— START OF Supplied records —
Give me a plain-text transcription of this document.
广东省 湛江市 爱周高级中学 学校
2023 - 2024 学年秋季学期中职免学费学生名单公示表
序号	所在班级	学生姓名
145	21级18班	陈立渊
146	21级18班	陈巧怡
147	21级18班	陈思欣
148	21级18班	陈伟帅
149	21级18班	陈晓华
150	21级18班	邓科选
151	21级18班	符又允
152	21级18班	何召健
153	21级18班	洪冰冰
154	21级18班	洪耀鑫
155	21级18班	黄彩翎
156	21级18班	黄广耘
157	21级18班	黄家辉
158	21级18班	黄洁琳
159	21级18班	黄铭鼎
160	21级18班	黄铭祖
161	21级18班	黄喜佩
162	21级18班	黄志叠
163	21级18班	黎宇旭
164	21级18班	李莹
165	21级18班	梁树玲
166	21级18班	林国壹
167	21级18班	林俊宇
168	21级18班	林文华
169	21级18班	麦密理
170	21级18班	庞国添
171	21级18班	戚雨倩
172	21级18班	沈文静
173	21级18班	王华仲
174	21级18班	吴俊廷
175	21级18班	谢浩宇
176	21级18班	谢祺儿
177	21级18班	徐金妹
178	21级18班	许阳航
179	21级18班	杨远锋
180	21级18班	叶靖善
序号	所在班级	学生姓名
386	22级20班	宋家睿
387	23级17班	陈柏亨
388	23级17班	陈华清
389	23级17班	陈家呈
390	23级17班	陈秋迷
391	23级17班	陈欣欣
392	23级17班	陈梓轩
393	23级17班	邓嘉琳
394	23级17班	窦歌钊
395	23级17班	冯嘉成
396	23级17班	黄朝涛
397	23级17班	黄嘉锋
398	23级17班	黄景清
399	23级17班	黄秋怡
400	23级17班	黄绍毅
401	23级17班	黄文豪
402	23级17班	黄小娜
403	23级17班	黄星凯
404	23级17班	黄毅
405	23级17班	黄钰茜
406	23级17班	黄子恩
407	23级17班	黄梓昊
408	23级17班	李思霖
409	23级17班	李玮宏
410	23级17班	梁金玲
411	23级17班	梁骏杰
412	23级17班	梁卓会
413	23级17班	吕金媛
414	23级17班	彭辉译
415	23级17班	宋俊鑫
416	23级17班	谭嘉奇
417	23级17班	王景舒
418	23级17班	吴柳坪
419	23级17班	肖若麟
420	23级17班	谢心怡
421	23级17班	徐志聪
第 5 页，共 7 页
— END OF Supplied records —
* Work to complete
Copy all the entries verbatim.

* Result below
Give me a plain-text transcription of this document.
广东省 湛江市 爱周高级中学 学校
2023 - 2024 学年秋季学期中职免学费学生名单公示表
序号	所在班级	学生姓名
145	21级18班	陈立渊
146	21级18班	陈巧怡
147	21级18班	陈思欣
148	21级18班	陈伟帅
149	21级18班	陈晓华
150	21级18班	邓科选
151	21级18班	符又允
152	21级18班	何召健
153	21级18班	洪冰冰
154	21级18班	洪耀鑫
155	21级18班	黄彩翎
156	21级18班	黄广耘
157	21级18班	黄家辉
158	21级18班	黄洁琳
159	21级18班	黄铭鼎
160	21级18班	黄铭祖
161	21级18班	黄喜佩
162	21级18班	黄志叠
163	21级18班	黎宇旭
164	21级18班	李莹
165	21级18班	梁树玲
166	21级18班	林国壹
167	21级18班	林俊宇
168	21级18班	林文华
169	21级18班	麦密理
170	21级18班	庞国添
171	21级18班	戚雨倩
172	21级18班	沈文静
173	21级18班	王华仲
174	21级18班	吴俊廷
175	21级18班	谢浩宇
176	21级18班	谢祺儿
177	21级18班	徐金妹
178	21级18班	许阳航
179	21级18班	杨远锋
180	21级18班	叶靖善
序号	所在班级	学生姓名
386	22级20班	宋家睿
387	23级17班	陈柏亨
388	23级17班	陈华清
389	23级17班	陈家呈
390	23级17班	陈秋迷
391	23级17班	陈欣欣
392	23级17班	陈梓轩
393	23级17班	邓嘉琳
394	23级17班	窦歌钊
395	23级17班	冯嘉成
396	23级17班	黄朝涛
397	23级17班	黄嘉锋
398	23级17班	黄景清
399	23级17班	黄秋怡
400	23级17班	黄绍毅
401	23级17班	黄文豪
402	23级17班	黄小娜
403	23级17班	黄星凯
404	23级17班	黄毅
405	23级17班	黄钰茜
406	23级17班	黄子恩
407	23级17班	黄梓昊
408	23级17班	李思霖
409	23级17班	李玮宏
410	23级17班	梁金玲
411	23级17班	梁骏杰
412	23级17班	梁卓会
413	23级17班	吕金媛
414	23级17班	彭辉译
415	23级17班	宋俊鑫
416	23级17班	谭嘉奇
417	23级17班	王景舒
418	23级17班	吴柳坪
419	23级17班	肖若麟
420	23级17班	谢心怡
421	23级17班	徐志聪
第 5 页，共 7 页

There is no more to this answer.